• **Data excerpts**:
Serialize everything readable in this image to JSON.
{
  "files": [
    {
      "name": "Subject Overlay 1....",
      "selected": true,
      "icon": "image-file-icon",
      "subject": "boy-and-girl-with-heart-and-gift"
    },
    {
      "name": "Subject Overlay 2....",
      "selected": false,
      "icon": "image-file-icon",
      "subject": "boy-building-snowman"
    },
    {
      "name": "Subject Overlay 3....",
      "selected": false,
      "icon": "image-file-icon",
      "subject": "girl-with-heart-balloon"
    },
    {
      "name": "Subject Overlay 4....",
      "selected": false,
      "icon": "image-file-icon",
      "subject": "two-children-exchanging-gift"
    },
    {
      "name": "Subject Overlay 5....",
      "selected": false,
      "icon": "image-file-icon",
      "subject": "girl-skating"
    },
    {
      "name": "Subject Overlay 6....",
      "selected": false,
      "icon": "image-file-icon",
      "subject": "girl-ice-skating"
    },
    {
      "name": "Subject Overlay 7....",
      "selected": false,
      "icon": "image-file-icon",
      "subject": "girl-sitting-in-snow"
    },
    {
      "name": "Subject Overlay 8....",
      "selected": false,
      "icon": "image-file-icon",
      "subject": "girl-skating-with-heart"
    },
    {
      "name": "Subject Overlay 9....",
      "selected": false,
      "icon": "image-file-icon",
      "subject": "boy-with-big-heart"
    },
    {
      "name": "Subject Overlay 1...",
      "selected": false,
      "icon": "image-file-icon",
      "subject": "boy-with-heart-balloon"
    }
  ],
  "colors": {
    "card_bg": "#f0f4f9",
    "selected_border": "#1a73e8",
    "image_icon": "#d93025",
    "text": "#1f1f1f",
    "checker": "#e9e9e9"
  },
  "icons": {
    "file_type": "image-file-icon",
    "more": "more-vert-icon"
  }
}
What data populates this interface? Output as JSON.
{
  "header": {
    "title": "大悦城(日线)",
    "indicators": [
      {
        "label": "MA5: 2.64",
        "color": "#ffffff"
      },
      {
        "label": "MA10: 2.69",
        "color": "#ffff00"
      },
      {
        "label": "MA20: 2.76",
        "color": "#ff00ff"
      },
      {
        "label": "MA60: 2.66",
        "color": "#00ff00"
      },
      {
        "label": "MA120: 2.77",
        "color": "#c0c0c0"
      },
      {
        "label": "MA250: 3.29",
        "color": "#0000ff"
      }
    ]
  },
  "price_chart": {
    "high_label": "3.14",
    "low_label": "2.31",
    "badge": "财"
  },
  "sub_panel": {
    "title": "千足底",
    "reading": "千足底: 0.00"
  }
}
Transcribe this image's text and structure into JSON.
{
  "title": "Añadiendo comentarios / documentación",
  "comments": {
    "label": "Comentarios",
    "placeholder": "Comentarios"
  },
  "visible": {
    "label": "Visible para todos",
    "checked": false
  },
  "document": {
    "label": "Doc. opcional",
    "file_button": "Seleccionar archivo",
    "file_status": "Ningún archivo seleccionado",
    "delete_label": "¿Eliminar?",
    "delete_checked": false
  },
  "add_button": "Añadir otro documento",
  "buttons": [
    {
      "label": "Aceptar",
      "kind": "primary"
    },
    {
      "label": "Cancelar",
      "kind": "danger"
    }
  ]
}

• **Directions**: Please restate the whole listing word for word.

• **Task solution**:
Serialize everything readable in this image to JSON.
{
  "files": [
    {
      "name": "Subject Overlay 1....",
      "selected": true,
      "icon": "image-file-icon",
      "subject": "boy-and-girl-with-heart-and-gift"
    },
    {
      "name": "Subject Overlay 2....",
      "selected": false,
      "icon": "image-file-icon",
      "subject": "boy-building-snowman"
    },
    {
      "name": "Subject Overlay 3....",
      "selected": false,
      "icon": "image-file-icon",
      "subject": "girl-with-heart-balloon"
    },
    {
      "name": "Subject Overlay 4....",
      "selected": false,
      "icon": "image-file-icon",
      "subject": "two-children-exchanging-gift"
    },
    {
      "name": "Subject Overlay 5....",
      "selected": false,
      "icon": "image-file-icon",
      "subject": "girl-skating"
    },
    {
      "name": "Subject Overlay 6....",
      "selected": false,
      "icon": "image-file-icon",
      "subject": "girl-ice-skating"
    },
    {
      "name": "Subject Overlay 7....",
      "selected": false,
      "icon": "image-file-icon",
      "subject": "girl-sitting-in-snow"
    },
    {
      "name": "Subject Overlay 8....",
      "selected": false,
      "icon": "image-file-icon",
      "subject": "girl-skating-with-heart"
    },
    {
      "name": "Subject Overlay 9....",
      "selected": false,
      "icon": "image-file-icon",
      "subject": "boy-with-big-heart"
    },
    {
      "name": "Subject Overlay 1...",
      "selected": false,
      "icon": "image-file-icon",
      "subject": "boy-with-heart-balloon"
    }
  ],
  "colors": {
    "card_bg": "#f0f4f9",
    "selected_border": "#1a73e8",
    "image_icon": "#d93025",
    "text": "#1f1f1f",
    "checker": "#e9e9e9"
  },
  "icons": {
    "file_type": "image-file-icon",
    "more": "more-vert-icon"
  }
}
What data populates this interface? Output as JSON.
{
  "header": {
    "title": "大悦城(日线)",
    "indicators": [
      {
        "label": "MA5: 2.64",
        "color": "#ffffff"
      },
      {
        "label": "MA10: 2.69",
        "color": "#ffff00"
      },
      {
        "label": "MA20: 2.76",
        "color": "#ff00ff"
      },
      {
        "label": "MA60: 2.66",
        "color": "#00ff00"
      },
      {
        "label": "MA120: 2.77",
        "color": "#c0c0c0"
      },
      {
        "label": "MA250: 3.29",
        "color": "#0000ff"
      }
    ]
  },
  "price_chart": {
    "high_label": "3.14",
    "low_label": "2.31",
    "badge": "财"
  },
  "sub_panel": {
    "title": "千足底",
    "reading": "千足底: 0.00"
  }
}
Transcribe this image's text and structure into JSON.
{
  "title": "Añadiendo comentarios / documentación",
  "comments": {
    "label": "Comentarios",
    "placeholder": "Comentarios"
  },
  "visible": {
    "label": "Visible para todos",
    "checked": false
  },
  "document": {
    "label": "Doc. opcional",
    "file_button": "Seleccionar archivo",
    "file_status": "Ningún archivo seleccionado",
    "delete_label": "¿Eliminar?",
    "delete_checked": false
  },
  "add_button": "Añadir otro documento",
  "buttons": [
    {
      "label": "Aceptar",
      "kind": "primary"
    },
    {
      "label": "Cancelar",
      "kind": "danger"
    }
  ]
}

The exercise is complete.